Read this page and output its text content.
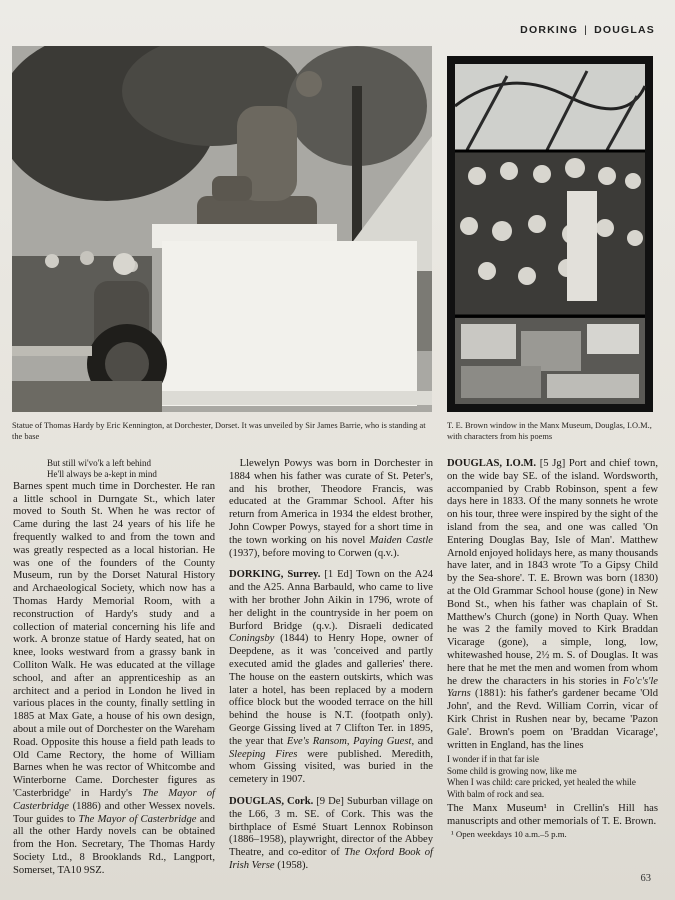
DORKING | DOUGLAS
Statue of Thomas Hardy by Eric Kennington, at Dorchester, Dorset. It was unveiled by Sir James Barrie, who is standing at the base
T. E. Brown window in the Manx Museum, Douglas, I.O.M., with characters from his poems

But still wi'vo'k a left behind

He'll always be a-kept in mind

Barnes spent much time in Dorchester. He ran a little school in Durngate St., which later moved to South St. When he was rector of Came during the last 24 years of his life he frequently walked to and from the town and was greatly respected as a local historian. He was one of the founders of the County Museum, run by the Dorset Natural History and Archaeological Society, which now has a Thomas Hardy Memorial Room, with a reconstruction of Hardy's study and a collection of material concerning his life and work. A bronze statue of Hardy seated, hat on knee, looks westward from a grassy bank in Colliton Walk. He was educated at the village school, and after an apprenticeship as an architect and a period in London he lived in various places in the county, finally settling in 1885 at Max Gate, a house of his own design, about a mile out of Dorchester on the Wareham Road. Opposite this house a field path leads to Old Came Rectory, the home of William Barnes when he was rector of Whitcombe and Winterborne Came. Dorchester figures as 'Casterbridge' in Hardy's The Mayor of Casterbridge (1886) and other Wessex novels. Tour guides to The Mayor of Casterbridge and all the other Hardy novels can be obtained from the Hon. Secretary, The Thomas Hardy Society Ltd., 8 Brooklands Rd., Langport, Somerset, TA10 9SZ.

 Llewelyn Powys was born in Dorchester in 1884 when his father was curate of St. Peter's, and his brother, Theodore Francis, was educated at the Grammar School. After his return from America in 1934 the eldest brother, John Cowper Powys, stayed for a short time in the town working on his novel Maiden Castle (1937), before moving to Corwen (q.v.).

DORKING, Surrey. [1 Ed] Town on the A24 and the A25. Anna Barbauld, who came to live with her brother John Aikin in 1796, wrote of her delight in the countryside in her poem on Burford Bridge (q.v.). Disraeli dedicated Coningsby (1844) to Henry Hope, owner of Deepdene, as it was 'conceived and partly executed amid the glades and galleries' there. The house on the eastern outskirts, which was later a hotel, has been replaced by a modern office block but the wooded terrace on the hill behind the house is N.T. (footpath only). George Gissing lived at 7 Clifton Ter. in 1895, the year that Eve's Ransom, Paying Guest, and Sleeping Fires were published. Meredith, whom Gissing visited, was buried in the cemetery in 1907.

DOUGLAS, Cork. [9 De] Suburban village on the L66, 3 m. SE. of Cork. This was the birthplace of Esmé Stuart Lennox Robinson (1886–1958), playwright, director of the Abbey Theatre, and co-editor of The Oxford Book of Irish Verse (1958).

DOUGLAS, I.O.M. [5 Jg] Port and chief town, on the wide bay SE. of the island. Wordsworth, accompanied by Crabb Robinson, spent a few days here in 1833. Of the many sonnets he wrote on his tour, three were inspired by the sight of the island from the sea, and one was called 'On Entering Douglas Bay, Isle of Man'. Matthew Arnold enjoyed holidays here, as many thousands have later, and in 1843 wrote 'To a Gipsy Child by the Sea-shore'. T. E. Brown was born (1830) at the Old Grammar School house (gone) in New Bond St., when his father was chaplain of St. Matthew's Church (gone) in North Quay. When he was 2 the family moved to Kirk Braddan Vicarage (gone), a simple, long, low, whitewashed house, 2½ m. S. of Douglas. It was here that he met the men and women from whom he drew the characters in his stories in Fo'c's'le Yarns (1881): his father's gardener became 'Old John', and the Revd. William Corrin, vicar of Kirk Christ in Rushen near by, became 'Pazon Gale'. Brown's poem on 'Braddan Vicarage', written in England, has the lines

I wonder if in that far isle

Some child is growing now, like me

When I was child: care pricked, yet healed the while

With balm of rock and sea.

The Manx Museum¹ in Crellin's Hill has manuscripts and other memorials of T. E. Brown.

¹ Open weekdays 10 a.m.–5 p.m.

63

Your objective: Transcribe the entries above verbatim, omitting their pictures.

Correct response:
Read this page and output its text content.
DORKING | DOUGLAS
Statue of Thomas Hardy by Eric Kennington, at Dorchester, Dorset. It was unveiled by Sir James Barrie, who is standing at the base
T. E. Brown window in the Manx Museum, Douglas, I.O.M., with characters from his poems

But still wi'vo'k a left behind

He'll always be a-kept in mind

Barnes spent much time in Dorchester. He ran a little school in Durngate St., which later moved to South St. When he was rector of Came during the last 24 years of his life he frequently walked to and from the town and was greatly respected as a local historian. He was one of the founders of the County Museum, run by the Dorset Natural History and Archaeological Society, which now has a Thomas Hardy Memorial Room, with a reconstruction of Hardy's study and a collection of material concerning his life and work. A bronze statue of Hardy seated, hat on knee, looks westward from a grassy bank in Colliton Walk. He was educated at the village school, and after an apprenticeship as an architect and a period in London he lived in various places in the county, finally settling in 1885 at Max Gate, a house of his own design, about a mile out of Dorchester on the Wareham Road. Opposite this house a field path leads to Old Came Rectory, the home of William Barnes when he was rector of Whitcombe and Winterborne Came. Dorchester figures as 'Casterbridge' in Hardy's The Mayor of Casterbridge (1886) and other Wessex novels. Tour guides to The Mayor of Casterbridge and all the other Hardy novels can be obtained from the Hon. Secretary, The Thomas Hardy Society Ltd., 8 Brooklands Rd., Langport, Somerset, TA10 9SZ.

 Llewelyn Powys was born in Dorchester in 1884 when his father was curate of St. Peter's, and his brother, Theodore Francis, was educated at the Grammar School. After his return from America in 1934 the eldest brother, John Cowper Powys, stayed for a short time in the town working on his novel Maiden Castle (1937), before moving to Corwen (q.v.).

DORKING, Surrey. [1 Ed] Town on the A24 and the A25. Anna Barbauld, who came to live with her brother John Aikin in 1796, wrote of her delight in the countryside in her poem on Burford Bridge (q.v.). Disraeli dedicated Coningsby (1844) to Henry Hope, owner of Deepdene, as it was 'conceived and partly executed amid the glades and galleries' there. The house on the eastern outskirts, which was later a hotel, has been replaced by a modern office block but the wooded terrace on the hill behind the house is N.T. (footpath only). George Gissing lived at 7 Clifton Ter. in 1895, the year that Eve's Ransom, Paying Guest, and Sleeping Fires were published. Meredith, whom Gissing visited, was buried in the cemetery in 1907.

DOUGLAS, Cork. [9 De] Suburban village on the L66, 3 m. SE. of Cork. This was the birthplace of Esmé Stuart Lennox Robinson (1886–1958), playwright, director of the Abbey Theatre, and co-editor of The Oxford Book of Irish Verse (1958).

DOUGLAS, I.O.M. [5 Jg] Port and chief town, on the wide bay SE. of the island. Wordsworth, accompanied by Crabb Robinson, spent a few days here in 1833. Of the many sonnets he wrote on his tour, three were inspired by the sight of the island from the sea, and one was called 'On Entering Douglas Bay, Isle of Man'. Matthew Arnold enjoyed holidays here, as many thousands have later, and in 1843 wrote 'To a Gipsy Child by the Sea-shore'. T. E. Brown was born (1830) at the Old Grammar School house (gone) in New Bond St., when his father was chaplain of St. Matthew's Church (gone) in North Quay. When he was 2 the family moved to Kirk Braddan Vicarage (gone), a simple, long, low, whitewashed house, 2½ m. S. of Douglas. It was here that he met the men and women from whom he drew the characters in his stories in Fo'c's'le Yarns (1881): his father's gardener became 'Old John', and the Revd. William Corrin, vicar of Kirk Christ in Rushen near by, became 'Pazon Gale'. Brown's poem on 'Braddan Vicarage', written in England, has the lines

I wonder if in that far isle

Some child is growing now, like me

When I was child: care pricked, yet healed the while

With balm of rock and sea.

The Manx Museum¹ in Crellin's Hill has manuscripts and other memorials of T. E. Brown.

¹ Open weekdays 10 a.m.–5 p.m.

63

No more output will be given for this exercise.